• [WHAT YOU ARE ASKED TO DO]
Please write out the material below exactly as given.

• [EXTRACTED DATA]
::::::

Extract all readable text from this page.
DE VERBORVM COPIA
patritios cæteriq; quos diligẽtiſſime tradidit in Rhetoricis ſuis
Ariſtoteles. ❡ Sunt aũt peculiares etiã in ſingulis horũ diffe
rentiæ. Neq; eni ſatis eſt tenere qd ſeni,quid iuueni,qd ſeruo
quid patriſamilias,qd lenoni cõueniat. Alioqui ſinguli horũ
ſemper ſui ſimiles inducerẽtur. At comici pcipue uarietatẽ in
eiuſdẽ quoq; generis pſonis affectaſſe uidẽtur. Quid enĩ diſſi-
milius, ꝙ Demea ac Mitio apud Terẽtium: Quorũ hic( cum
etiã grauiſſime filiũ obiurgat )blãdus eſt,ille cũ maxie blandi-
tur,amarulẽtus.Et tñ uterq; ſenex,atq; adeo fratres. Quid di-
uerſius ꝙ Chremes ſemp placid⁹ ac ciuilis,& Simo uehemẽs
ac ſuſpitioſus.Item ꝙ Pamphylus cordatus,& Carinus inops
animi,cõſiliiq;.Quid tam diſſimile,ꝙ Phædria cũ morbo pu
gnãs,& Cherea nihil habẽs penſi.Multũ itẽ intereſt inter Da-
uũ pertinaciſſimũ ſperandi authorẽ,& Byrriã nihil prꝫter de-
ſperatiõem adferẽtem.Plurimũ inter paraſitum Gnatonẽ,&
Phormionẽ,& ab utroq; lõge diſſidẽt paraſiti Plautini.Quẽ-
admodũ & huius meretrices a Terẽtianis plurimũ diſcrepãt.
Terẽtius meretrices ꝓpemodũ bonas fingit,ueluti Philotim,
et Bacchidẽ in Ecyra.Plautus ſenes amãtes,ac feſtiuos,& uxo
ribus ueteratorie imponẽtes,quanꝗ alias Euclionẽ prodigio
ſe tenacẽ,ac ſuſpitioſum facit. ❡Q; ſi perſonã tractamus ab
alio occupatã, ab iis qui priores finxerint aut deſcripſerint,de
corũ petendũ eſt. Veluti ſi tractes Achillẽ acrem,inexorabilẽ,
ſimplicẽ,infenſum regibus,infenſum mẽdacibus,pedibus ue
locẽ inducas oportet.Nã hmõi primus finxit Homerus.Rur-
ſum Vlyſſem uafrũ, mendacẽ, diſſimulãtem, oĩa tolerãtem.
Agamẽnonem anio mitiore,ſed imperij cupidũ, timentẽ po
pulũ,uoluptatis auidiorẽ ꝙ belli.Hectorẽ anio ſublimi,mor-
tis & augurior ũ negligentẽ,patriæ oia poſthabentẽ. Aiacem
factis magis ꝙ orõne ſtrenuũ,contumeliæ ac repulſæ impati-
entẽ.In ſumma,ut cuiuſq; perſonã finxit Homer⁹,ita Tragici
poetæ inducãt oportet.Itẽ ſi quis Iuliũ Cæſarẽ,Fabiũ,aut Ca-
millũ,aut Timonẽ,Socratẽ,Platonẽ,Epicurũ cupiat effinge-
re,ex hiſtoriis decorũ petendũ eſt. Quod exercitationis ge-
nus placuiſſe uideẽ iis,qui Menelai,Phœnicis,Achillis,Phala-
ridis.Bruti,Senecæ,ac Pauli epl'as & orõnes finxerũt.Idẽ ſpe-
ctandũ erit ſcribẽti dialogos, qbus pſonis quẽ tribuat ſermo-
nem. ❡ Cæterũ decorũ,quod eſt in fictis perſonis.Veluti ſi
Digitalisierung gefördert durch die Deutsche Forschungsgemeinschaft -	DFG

::::::

• [TASK RESPONSE]
Extract all readable text from this page.
DE VERBORVM COPIA
patritios cæteriq; quos diligẽtiſſime tradidit in Rhetoricis ſuis
Ariſtoteles. ❡ Sunt aũt peculiares etiã in ſingulis horũ diffe
rentiæ. Neq; eni ſatis eſt tenere qd ſeni,quid iuueni,qd ſeruo
quid patriſamilias,qd lenoni cõueniat. Alioqui ſinguli horũ
ſemper ſui ſimiles inducerẽtur. At comici pcipue uarietatẽ in
eiuſdẽ quoq; generis pſonis affectaſſe uidẽtur. Quid enĩ diſſi-
milius, ꝙ Demea ac Mitio apud Terẽtium: Quorũ hic( cum
etiã grauiſſime filiũ obiurgat )blãdus eſt,ille cũ maxie blandi-
tur,amarulẽtus.Et tñ uterq; ſenex,atq; adeo fratres. Quid di-
uerſius ꝙ Chremes ſemp placid⁹ ac ciuilis,& Simo uehemẽs
ac ſuſpitioſus.Item ꝙ Pamphylus cordatus,& Carinus inops
animi,cõſiliiq;.Quid tam diſſimile,ꝙ Phædria cũ morbo pu
gnãs,& Cherea nihil habẽs penſi.Multũ itẽ intereſt inter Da-
uũ pertinaciſſimũ ſperandi authorẽ,& Byrriã nihil prꝫter de-
ſperatiõem adferẽtem.Plurimũ inter paraſitum Gnatonẽ,&
Phormionẽ,& ab utroq; lõge diſſidẽt paraſiti Plautini.Quẽ-
admodũ & huius meretrices a Terẽtianis plurimũ diſcrepãt.
Terẽtius meretrices ꝓpemodũ bonas fingit,ueluti Philotim,
et Bacchidẽ in Ecyra.Plautus ſenes amãtes,ac feſtiuos,& uxo
ribus ueteratorie imponẽtes,quanꝗ alias Euclionẽ prodigio
ſe tenacẽ,ac ſuſpitioſum facit. ❡Q; ſi perſonã tractamus ab
alio occupatã, ab iis qui priores finxerint aut deſcripſerint,de
corũ petendũ eſt. Veluti ſi tractes Achillẽ acrem,inexorabilẽ,
ſimplicẽ,infenſum regibus,infenſum mẽdacibus,pedibus ue
locẽ inducas oportet.Nã hmõi primus finxit Homerus.Rur-
ſum Vlyſſem uafrũ, mendacẽ, diſſimulãtem, oĩa tolerãtem.
Agamẽnonem anio mitiore,ſed imperij cupidũ, timentẽ po
pulũ,uoluptatis auidiorẽ ꝙ belli.Hectorẽ anio ſublimi,mor-
tis & augurior ũ negligentẽ,patriæ oia poſthabentẽ. Aiacem
factis magis ꝙ orõne ſtrenuũ,contumeliæ ac repulſæ impati-
entẽ.In ſumma,ut cuiuſq; perſonã finxit Homer⁹,ita Tragici
poetæ inducãt oportet.Itẽ ſi quis Iuliũ Cæſarẽ,Fabiũ,aut Ca-
millũ,aut Timonẽ,Socratẽ,Platonẽ,Epicurũ cupiat effinge-
re,ex hiſtoriis decorũ petendũ eſt. Quod exercitationis ge-
nus placuiſſe uideẽ iis,qui Menelai,Phœnicis,Achillis,Phala-
ridis.Bruti,Senecæ,ac Pauli epl'as & orõnes finxerũt.Idẽ ſpe-
ctandũ erit ſcribẽti dialogos, qbus pſonis quẽ tribuat ſermo-
nem. ❡ Cæterũ decorũ,quod eſt in fictis perſonis.Veluti ſi
Digitalisierung gefördert durch die Deutsche Forschungsgemeinschaft -	DFG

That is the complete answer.